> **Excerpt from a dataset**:
--- BEGIN ---

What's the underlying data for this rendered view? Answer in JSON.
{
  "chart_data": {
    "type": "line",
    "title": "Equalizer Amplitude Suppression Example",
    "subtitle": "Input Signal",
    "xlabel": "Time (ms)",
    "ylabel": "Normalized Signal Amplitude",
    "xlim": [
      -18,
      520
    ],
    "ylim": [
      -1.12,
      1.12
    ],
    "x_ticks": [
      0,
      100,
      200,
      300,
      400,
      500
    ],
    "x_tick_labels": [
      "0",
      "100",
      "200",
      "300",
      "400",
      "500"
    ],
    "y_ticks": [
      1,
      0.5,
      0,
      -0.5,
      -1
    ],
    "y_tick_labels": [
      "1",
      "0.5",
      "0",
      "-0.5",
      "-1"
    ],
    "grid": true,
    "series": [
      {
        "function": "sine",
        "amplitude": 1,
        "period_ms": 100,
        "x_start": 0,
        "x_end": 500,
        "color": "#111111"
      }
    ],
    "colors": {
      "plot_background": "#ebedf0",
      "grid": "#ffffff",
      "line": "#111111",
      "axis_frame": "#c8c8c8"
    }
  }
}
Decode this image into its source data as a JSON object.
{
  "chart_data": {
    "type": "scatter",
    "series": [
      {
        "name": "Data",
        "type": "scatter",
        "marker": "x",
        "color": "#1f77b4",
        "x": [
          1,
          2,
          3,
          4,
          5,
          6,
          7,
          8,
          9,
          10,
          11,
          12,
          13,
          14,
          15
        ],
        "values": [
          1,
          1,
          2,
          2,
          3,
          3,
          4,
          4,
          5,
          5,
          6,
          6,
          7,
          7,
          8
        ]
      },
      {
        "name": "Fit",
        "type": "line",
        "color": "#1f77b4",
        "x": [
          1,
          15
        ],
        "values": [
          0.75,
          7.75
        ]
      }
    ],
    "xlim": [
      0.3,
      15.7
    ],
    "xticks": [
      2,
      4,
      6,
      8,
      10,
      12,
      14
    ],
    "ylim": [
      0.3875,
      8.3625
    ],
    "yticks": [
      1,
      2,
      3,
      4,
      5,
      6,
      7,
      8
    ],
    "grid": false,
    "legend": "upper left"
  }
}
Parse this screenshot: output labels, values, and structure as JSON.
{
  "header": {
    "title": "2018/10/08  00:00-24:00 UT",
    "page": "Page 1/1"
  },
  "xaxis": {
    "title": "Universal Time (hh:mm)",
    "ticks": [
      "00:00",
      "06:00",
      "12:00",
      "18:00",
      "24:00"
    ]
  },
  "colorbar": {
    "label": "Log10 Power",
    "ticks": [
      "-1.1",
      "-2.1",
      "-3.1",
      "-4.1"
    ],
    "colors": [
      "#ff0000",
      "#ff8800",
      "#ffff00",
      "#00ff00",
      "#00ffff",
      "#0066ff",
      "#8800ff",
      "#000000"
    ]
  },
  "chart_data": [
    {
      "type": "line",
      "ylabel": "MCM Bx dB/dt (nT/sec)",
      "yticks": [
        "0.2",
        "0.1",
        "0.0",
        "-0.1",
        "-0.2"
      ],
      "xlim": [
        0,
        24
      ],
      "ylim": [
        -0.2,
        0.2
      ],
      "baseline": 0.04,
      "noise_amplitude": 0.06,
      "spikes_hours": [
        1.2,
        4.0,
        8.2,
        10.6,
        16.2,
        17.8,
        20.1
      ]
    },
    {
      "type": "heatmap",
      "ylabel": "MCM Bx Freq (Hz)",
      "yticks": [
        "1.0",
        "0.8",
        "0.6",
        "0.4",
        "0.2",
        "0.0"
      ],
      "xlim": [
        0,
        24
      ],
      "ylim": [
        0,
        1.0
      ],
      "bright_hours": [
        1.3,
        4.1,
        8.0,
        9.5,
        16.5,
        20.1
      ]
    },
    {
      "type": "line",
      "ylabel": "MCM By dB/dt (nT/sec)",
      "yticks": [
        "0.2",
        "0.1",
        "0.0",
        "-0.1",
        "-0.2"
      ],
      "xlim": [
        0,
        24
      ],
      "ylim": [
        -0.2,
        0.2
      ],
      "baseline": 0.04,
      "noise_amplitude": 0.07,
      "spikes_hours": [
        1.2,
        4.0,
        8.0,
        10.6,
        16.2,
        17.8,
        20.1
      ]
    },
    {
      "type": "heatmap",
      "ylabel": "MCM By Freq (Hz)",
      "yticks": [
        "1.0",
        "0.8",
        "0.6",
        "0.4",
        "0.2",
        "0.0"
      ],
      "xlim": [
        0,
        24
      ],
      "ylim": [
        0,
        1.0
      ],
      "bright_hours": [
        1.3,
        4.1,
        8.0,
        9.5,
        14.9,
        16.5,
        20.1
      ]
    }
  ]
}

--- END ---
--- BEGIN ---

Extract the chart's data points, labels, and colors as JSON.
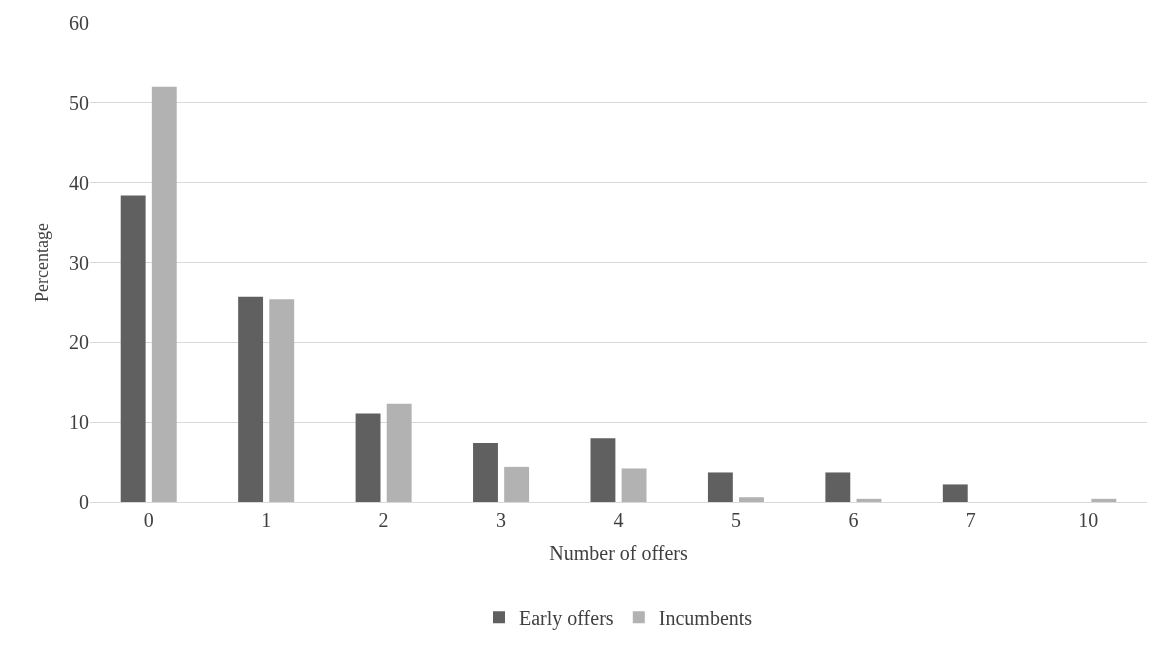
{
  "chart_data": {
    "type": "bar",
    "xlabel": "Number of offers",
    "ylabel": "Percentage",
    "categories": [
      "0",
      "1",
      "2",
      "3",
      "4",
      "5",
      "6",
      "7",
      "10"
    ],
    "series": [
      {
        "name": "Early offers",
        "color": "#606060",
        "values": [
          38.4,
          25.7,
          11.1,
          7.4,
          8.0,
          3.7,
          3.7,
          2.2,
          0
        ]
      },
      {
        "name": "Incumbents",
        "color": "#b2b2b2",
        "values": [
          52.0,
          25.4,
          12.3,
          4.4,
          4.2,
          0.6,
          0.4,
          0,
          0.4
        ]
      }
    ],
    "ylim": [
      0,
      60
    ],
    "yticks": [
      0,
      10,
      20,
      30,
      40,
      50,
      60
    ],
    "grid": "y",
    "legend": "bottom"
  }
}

--- END ---

> **TASK STATEMENT**: Scan the material above and determine how many lines include the word "this"; report only the number.

> **CORRECT OUTPUT**: 3